-- Start --
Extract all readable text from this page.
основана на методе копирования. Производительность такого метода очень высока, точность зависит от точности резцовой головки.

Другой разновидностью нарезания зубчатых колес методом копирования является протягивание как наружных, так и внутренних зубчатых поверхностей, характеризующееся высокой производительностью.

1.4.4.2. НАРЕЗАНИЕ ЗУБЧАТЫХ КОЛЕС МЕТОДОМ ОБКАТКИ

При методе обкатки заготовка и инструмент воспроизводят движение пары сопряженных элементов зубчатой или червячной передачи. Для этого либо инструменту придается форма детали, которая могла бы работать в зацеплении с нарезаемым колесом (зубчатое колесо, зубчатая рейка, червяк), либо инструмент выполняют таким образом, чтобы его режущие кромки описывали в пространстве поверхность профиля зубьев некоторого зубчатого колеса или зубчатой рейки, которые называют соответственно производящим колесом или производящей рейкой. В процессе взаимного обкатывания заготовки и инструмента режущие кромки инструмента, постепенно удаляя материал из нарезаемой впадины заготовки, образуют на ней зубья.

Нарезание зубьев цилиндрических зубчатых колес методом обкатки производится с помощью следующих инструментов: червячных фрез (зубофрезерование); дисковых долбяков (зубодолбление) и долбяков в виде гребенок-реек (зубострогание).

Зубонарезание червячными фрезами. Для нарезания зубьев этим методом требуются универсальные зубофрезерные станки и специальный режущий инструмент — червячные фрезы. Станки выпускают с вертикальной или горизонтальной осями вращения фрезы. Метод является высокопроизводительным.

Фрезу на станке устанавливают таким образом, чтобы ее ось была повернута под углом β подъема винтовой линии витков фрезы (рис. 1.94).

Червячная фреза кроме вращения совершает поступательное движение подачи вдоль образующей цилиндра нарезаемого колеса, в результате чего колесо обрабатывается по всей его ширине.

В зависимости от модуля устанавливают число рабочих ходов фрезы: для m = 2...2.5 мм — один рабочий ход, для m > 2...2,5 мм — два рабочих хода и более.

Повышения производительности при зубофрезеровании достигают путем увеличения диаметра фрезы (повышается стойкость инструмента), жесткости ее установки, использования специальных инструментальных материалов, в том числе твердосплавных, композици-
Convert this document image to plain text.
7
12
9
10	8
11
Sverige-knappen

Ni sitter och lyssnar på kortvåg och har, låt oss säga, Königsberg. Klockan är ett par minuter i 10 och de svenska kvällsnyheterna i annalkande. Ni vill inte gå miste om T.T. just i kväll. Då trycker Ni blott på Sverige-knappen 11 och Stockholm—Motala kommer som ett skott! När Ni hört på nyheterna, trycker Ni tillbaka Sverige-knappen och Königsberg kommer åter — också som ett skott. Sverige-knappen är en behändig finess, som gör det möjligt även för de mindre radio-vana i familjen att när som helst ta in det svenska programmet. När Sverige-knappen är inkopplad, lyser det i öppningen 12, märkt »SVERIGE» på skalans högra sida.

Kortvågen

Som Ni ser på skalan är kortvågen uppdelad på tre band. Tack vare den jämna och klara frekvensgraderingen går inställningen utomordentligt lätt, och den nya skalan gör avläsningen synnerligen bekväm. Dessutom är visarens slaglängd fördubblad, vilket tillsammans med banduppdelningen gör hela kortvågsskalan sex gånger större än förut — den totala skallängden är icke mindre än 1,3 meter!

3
-- End --
Work to complete — All the entries above need to be reproduced exactly.

Solution —
Extract all readable text from this page.
основана на методе копирования. Производительность такого метода очень высока, точность зависит от точности резцовой головки.

Другой разновидностью нарезания зубчатых колес методом копирования является протягивание как наружных, так и внутренних зубчатых поверхностей, характеризующееся высокой производительностью.

1.4.4.2. НАРЕЗАНИЕ ЗУБЧАТЫХ КОЛЕС МЕТОДОМ ОБКАТКИ

При методе обкатки заготовка и инструмент воспроизводят движение пары сопряженных элементов зубчатой или червячной передачи. Для этого либо инструменту придается форма детали, которая могла бы работать в зацеплении с нарезаемым колесом (зубчатое колесо, зубчатая рейка, червяк), либо инструмент выполняют таким образом, чтобы его режущие кромки описывали в пространстве поверхность профиля зубьев некоторого зубчатого колеса или зубчатой рейки, которые называют соответственно производящим колесом или производящей рейкой. В процессе взаимного обкатывания заготовки и инструмента режущие кромки инструмента, постепенно удаляя материал из нарезаемой впадины заготовки, образуют на ней зубья.

Нарезание зубьев цилиндрических зубчатых колес методом обкатки производится с помощью следующих инструментов: червячных фрез (зубофрезерование); дисковых долбяков (зубодолбление) и долбяков в виде гребенок-реек (зубострогание).

Зубонарезание червячными фрезами. Для нарезания зубьев этим методом требуются универсальные зубофрезерные станки и специальный режущий инструмент — червячные фрезы. Станки выпускают с вертикальной или горизонтальной осями вращения фрезы. Метод является высокопроизводительным.

Фрезу на станке устанавливают таким образом, чтобы ее ось была повернута под углом β подъема винтовой линии витков фрезы (рис. 1.94).

Червячная фреза кроме вращения совершает поступательное движение подачи вдоль образующей цилиндра нарезаемого колеса, в результате чего колесо обрабатывается по всей его ширине.

В зависимости от модуля устанавливают число рабочих ходов фрезы: для m = 2...2.5 мм — один рабочий ход, для m > 2...2,5 мм — два рабочих хода и более.

Повышения производительности при зубофрезеровании достигают путем увеличения диаметра фрезы (повышается стойкость инструмента), жесткости ее установки, использования специальных инструментальных материалов, в том числе твердосплавных, композици-
Convert this document image to plain text.
7
12
9
10	8
11
Sverige-knappen

Ni sitter och lyssnar på kortvåg och har, låt oss säga, Königsberg. Klockan är ett par minuter i 10 och de svenska kvällsnyheterna i annalkande. Ni vill inte gå miste om T.T. just i kväll. Då trycker Ni blott på Sverige-knappen 11 och Stockholm—Motala kommer som ett skott! När Ni hört på nyheterna, trycker Ni tillbaka Sverige-knappen och Königsberg kommer åter — också som ett skott. Sverige-knappen är en behändig finess, som gör det möjligt även för de mindre radio-vana i familjen att när som helst ta in det svenska programmet. När Sverige-knappen är inkopplad, lyser det i öppningen 12, märkt »SVERIGE» på skalans högra sida.

Kortvågen

Som Ni ser på skalan är kortvågen uppdelad på tre band. Tack vare den jämna och klara frekvensgraderingen går inställningen utomordentligt lätt, och den nya skalan gör avläsningen synnerligen bekväm. Dessutom är visarens slaglängd fördubblad, vilket tillsammans med banduppdelningen gör hela kortvågsskalan sex gånger större än förut — den totala skallängden är icke mindre än 1,3 meter!

3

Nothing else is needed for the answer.